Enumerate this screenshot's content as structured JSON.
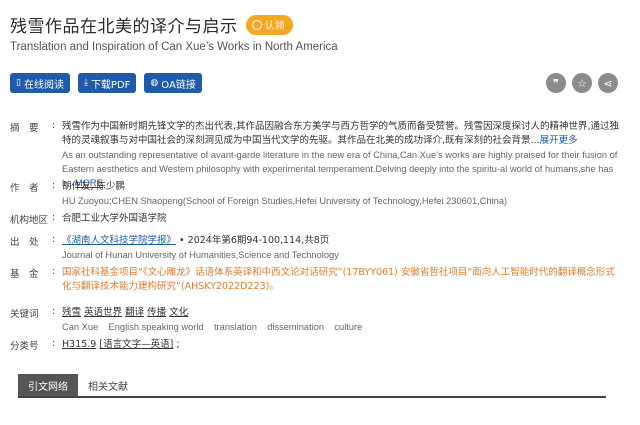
{
  "title_zh": "残雪作品在北美的译介与启示",
  "claim_label": "认领",
  "title_en": "Translation and Inspiration of Can Xue’s Works in North America",
  "actions": {
    "read_online": "在线阅读",
    "download_pdf": "下载PDF",
    "oa_link": "OA链接"
  },
  "icons": {
    "quote": "quote-icon",
    "star": "star-icon",
    "share": "share-icon"
  },
  "meta": {
    "abstract": {
      "label": "摘　要",
      "zh": "残雪作为中国新时期先锋文学的杰出代表,其作品因融合东方美学与西方哲学的气质而备受赞誉。残雪因深度探讨人的精神世界,通过独特的灵魂叙事与对中国社会的深刻洞见成为中国当代文学的先驱。其作品在北美的成功译介,既有深刻的社会背景...",
      "zh_more": "展开更多",
      "en": "As an outstanding representative of avant-garde literature in the new era of China,Can Xue’s works are highly praised for their fusion of Eastern aesthetics and Western philosophy with experimental temperament.Delving deeply into the spiritu-al world of humans,she has b...",
      "en_more": "MORE"
    },
    "authors": {
      "label": "作　者",
      "zh": "胡作友, 陈少鹏",
      "en": "HU Zuoyou;CHEN Shaopeng(School of Foreign Studies,Hefei University of Technology,Hefei 230601,China)"
    },
    "region": {
      "label": "机构地区",
      "value": "合肥工业大学外国语学院"
    },
    "source": {
      "label": "出　处",
      "journal": "《湖南人文科技学院学报》",
      "detail": "2024年第6期94-100,114,共8页",
      "en": "Journal of Hunan University of Humanities,Science and Technology"
    },
    "fund": {
      "label": "基　金",
      "value": "国家社科基金项目“《文心雕龙》话语体系英译和中西文论对话研究”(17BYY061) 安徽省哲社项目“面向人工智能时代的翻译概念形式化与翻译技术能力建构研究”(AHSKY2022D223)。"
    },
    "keywords": {
      "label": "关键词",
      "zh": [
        "残雪",
        "英语世界",
        "翻译",
        "传播",
        "文化"
      ],
      "en": [
        "Can Xue",
        "English speaking world",
        "translation",
        "dissemination",
        "culture"
      ]
    },
    "classification": {
      "label": "分类号",
      "code": "H315.9",
      "desc": "[语言文字—英语]",
      "tail": ";"
    }
  },
  "tabs": [
    "引文网络",
    "相关文献"
  ]
}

● Given request
Look through the entries and work out how many lines have the word "value" in them; reply with that number only.

● Written response
2